── DATA SUPPLIED

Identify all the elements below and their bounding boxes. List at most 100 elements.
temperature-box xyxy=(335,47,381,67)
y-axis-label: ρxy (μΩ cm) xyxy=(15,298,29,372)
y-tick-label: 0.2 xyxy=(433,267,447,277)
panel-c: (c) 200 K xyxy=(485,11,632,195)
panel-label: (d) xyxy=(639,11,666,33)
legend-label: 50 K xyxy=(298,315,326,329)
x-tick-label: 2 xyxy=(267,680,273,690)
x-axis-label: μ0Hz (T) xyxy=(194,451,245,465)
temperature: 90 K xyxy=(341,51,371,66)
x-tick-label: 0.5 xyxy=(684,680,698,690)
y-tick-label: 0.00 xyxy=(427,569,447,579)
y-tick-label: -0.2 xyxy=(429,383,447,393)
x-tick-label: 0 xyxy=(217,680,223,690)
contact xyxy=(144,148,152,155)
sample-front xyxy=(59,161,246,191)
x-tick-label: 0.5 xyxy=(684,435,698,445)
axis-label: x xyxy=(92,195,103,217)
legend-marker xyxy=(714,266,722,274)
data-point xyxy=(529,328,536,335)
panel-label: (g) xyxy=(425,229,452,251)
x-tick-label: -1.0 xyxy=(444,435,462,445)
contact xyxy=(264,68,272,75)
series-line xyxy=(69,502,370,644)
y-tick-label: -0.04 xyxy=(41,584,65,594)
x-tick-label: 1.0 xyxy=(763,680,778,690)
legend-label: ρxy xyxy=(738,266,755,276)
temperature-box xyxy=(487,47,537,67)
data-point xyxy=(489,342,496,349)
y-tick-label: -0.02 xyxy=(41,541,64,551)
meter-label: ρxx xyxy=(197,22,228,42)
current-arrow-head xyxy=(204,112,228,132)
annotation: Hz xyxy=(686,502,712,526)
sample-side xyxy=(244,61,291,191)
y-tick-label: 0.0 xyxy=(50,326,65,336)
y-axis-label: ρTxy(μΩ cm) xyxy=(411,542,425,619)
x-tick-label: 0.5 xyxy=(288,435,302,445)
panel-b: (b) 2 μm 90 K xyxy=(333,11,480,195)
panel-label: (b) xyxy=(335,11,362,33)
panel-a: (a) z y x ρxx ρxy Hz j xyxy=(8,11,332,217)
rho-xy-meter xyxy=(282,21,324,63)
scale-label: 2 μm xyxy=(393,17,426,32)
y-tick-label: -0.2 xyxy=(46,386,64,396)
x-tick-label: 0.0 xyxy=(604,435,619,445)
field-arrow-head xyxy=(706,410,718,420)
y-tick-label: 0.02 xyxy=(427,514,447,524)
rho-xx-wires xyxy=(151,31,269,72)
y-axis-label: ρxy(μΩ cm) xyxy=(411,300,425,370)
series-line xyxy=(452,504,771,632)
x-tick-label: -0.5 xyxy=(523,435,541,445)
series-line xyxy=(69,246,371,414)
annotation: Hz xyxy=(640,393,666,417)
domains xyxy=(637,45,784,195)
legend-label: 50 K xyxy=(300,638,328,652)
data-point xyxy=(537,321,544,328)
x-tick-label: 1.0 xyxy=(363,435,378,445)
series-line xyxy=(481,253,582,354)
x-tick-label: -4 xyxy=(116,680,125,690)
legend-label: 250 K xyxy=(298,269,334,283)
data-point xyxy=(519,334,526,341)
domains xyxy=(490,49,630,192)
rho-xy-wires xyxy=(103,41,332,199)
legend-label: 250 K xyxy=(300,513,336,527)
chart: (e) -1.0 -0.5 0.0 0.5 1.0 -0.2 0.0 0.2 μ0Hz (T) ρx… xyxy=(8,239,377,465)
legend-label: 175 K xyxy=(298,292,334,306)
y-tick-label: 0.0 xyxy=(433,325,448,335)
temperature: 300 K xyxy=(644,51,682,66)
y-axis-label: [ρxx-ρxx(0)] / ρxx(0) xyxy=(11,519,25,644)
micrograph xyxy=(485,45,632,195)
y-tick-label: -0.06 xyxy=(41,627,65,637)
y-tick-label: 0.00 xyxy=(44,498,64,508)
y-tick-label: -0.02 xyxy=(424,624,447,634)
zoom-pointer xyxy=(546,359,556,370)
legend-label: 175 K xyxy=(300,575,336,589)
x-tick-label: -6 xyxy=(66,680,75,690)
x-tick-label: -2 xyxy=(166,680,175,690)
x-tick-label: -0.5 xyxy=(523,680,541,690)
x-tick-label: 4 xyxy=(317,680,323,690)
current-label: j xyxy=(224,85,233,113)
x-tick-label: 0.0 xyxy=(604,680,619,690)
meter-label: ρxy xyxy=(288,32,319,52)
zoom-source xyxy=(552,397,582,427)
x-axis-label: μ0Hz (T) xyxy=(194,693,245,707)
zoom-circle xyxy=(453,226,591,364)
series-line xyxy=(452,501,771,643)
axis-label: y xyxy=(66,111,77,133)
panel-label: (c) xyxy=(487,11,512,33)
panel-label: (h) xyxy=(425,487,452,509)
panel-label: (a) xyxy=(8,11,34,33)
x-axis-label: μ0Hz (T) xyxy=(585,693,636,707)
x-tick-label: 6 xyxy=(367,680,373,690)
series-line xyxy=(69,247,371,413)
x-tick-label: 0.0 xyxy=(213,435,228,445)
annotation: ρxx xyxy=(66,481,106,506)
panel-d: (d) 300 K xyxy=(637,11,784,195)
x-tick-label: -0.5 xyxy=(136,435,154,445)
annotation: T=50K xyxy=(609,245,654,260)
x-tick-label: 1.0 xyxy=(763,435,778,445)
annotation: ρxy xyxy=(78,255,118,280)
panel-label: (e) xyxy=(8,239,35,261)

────

(GIVEN TASK): Copy out every one of the entries above with no changes to any line.

(RESULT):
Identify all the elements below and their bounding boxes. List at most 100 elements.
temperature-box xyxy=(335,47,381,67)
y-axis-label: ρxy (μΩ cm) xyxy=(15,298,29,372)
y-tick-label: 0.2 xyxy=(433,267,447,277)
panel-c: (c) 200 K xyxy=(485,11,632,195)
panel-label: (d) xyxy=(639,11,666,33)
legend-label: 50 K xyxy=(298,315,326,329)
x-tick-label: 2 xyxy=(267,680,273,690)
x-axis-label: μ0Hz (T) xyxy=(194,451,245,465)
temperature: 90 K xyxy=(341,51,371,66)
x-tick-label: 0.5 xyxy=(684,680,698,690)
y-tick-label: 0.00 xyxy=(427,569,447,579)
y-tick-label: -0.2 xyxy=(429,383,447,393)
x-tick-label: 0 xyxy=(217,680,223,690)
contact xyxy=(144,148,152,155)
sample-front xyxy=(59,161,246,191)
x-tick-label: 0.5 xyxy=(684,435,698,445)
axis-label: x xyxy=(92,195,103,217)
legend-marker xyxy=(714,266,722,274)
data-point xyxy=(529,328,536,335)
panel-label: (g) xyxy=(425,229,452,251)
x-tick-label: -1.0 xyxy=(444,435,462,445)
contact xyxy=(264,68,272,75)
series-line xyxy=(69,502,370,644)
y-tick-label: -0.04 xyxy=(41,584,65,594)
x-tick-label: 1.0 xyxy=(763,680,778,690)
legend-label: ρxy xyxy=(738,266,755,276)
temperature-box xyxy=(487,47,537,67)
data-point xyxy=(489,342,496,349)
y-tick-label: -0.02 xyxy=(41,541,64,551)
meter-label: ρxx xyxy=(197,22,228,42)
current-arrow-head xyxy=(204,112,228,132)
annotation: Hz xyxy=(686,502,712,526)
sample-side xyxy=(244,61,291,191)
y-tick-label: 0.0 xyxy=(50,326,65,336)
y-axis-label: ρTxy(μΩ cm) xyxy=(411,542,425,619)
x-tick-label: 0.5 xyxy=(288,435,302,445)
panel-b: (b) 2 μm 90 K xyxy=(333,11,480,195)
panel-label: (b) xyxy=(335,11,362,33)
panel-a: (a) z y x ρxx ρxy Hz j xyxy=(8,11,332,217)
rho-xy-meter xyxy=(282,21,324,63)
scale-label: 2 μm xyxy=(393,17,426,32)
y-tick-label: -0.2 xyxy=(46,386,64,396)
x-tick-label: 0.0 xyxy=(604,435,619,445)
field-arrow-head xyxy=(706,410,718,420)
y-tick-label: 0.02 xyxy=(427,514,447,524)
rho-xx-wires xyxy=(151,31,269,72)
y-axis-label: ρxy(μΩ cm) xyxy=(411,300,425,370)
series-line xyxy=(452,504,771,632)
x-tick-label: -0.5 xyxy=(523,435,541,445)
series-line xyxy=(69,246,371,414)
annotation: Hz xyxy=(640,393,666,417)
domains xyxy=(637,45,784,195)
legend-label: 50 K xyxy=(300,638,328,652)
data-point xyxy=(537,321,544,328)
x-tick-label: 1.0 xyxy=(363,435,378,445)
series-line xyxy=(481,253,582,354)
x-tick-label: -4 xyxy=(116,680,125,690)
legend-label: 250 K xyxy=(298,269,334,283)
data-point xyxy=(519,334,526,341)
domains xyxy=(490,49,630,192)
rho-xy-wires xyxy=(103,41,332,199)
legend-label: 250 K xyxy=(300,513,336,527)
chart: (e) -1.0 -0.5 0.0 0.5 1.0 -0.2 0.0 0.2 μ0Hz (T) ρx… xyxy=(8,239,377,465)
legend-label: 175 K xyxy=(298,292,334,306)
y-tick-label: 0.0 xyxy=(433,325,448,335)
temperature: 300 K xyxy=(644,51,682,66)
y-axis-label: [ρxx-ρxx(0)] / ρxx(0) xyxy=(11,519,25,644)
micrograph xyxy=(485,45,632,195)
y-tick-label: -0.06 xyxy=(41,627,65,637)
y-tick-label: 0.00 xyxy=(44,498,64,508)
y-tick-label: -0.02 xyxy=(424,624,447,634)
zoom-pointer xyxy=(546,359,556,370)
legend-label: 175 K xyxy=(300,575,336,589)
x-tick-label: -6 xyxy=(66,680,75,690)
x-tick-label: -2 xyxy=(166,680,175,690)
x-tick-label: -0.5 xyxy=(523,680,541,690)
x-tick-label: 4 xyxy=(317,680,323,690)
current-label: j xyxy=(224,85,233,113)
x-tick-label: 0.0 xyxy=(604,680,619,690)
meter-label: ρxy xyxy=(288,32,319,52)
zoom-source xyxy=(552,397,582,427)
x-axis-label: μ0Hz (T) xyxy=(194,693,245,707)
zoom-circle xyxy=(453,226,591,364)
series-line xyxy=(452,501,771,643)
axis-label: y xyxy=(66,111,77,133)
panel-label: (c) xyxy=(487,11,512,33)
panel-label: (h) xyxy=(425,487,452,509)
panel-label: (a) xyxy=(8,11,34,33)
x-axis-label: μ0Hz (T) xyxy=(585,693,636,707)
x-tick-label: 6 xyxy=(367,680,373,690)
series-line xyxy=(69,247,371,413)
x-tick-label: 0.0 xyxy=(213,435,228,445)
annotation: ρxx xyxy=(66,481,106,506)
panel-d: (d) 300 K xyxy=(637,11,784,195)
x-tick-label: -0.5 xyxy=(136,435,154,445)
annotation: T=50K xyxy=(609,245,654,260)
x-tick-label: 1.0 xyxy=(763,435,778,445)
annotation: ρxy xyxy=(78,255,118,280)
panel-label: (e) xyxy=(8,239,35,261)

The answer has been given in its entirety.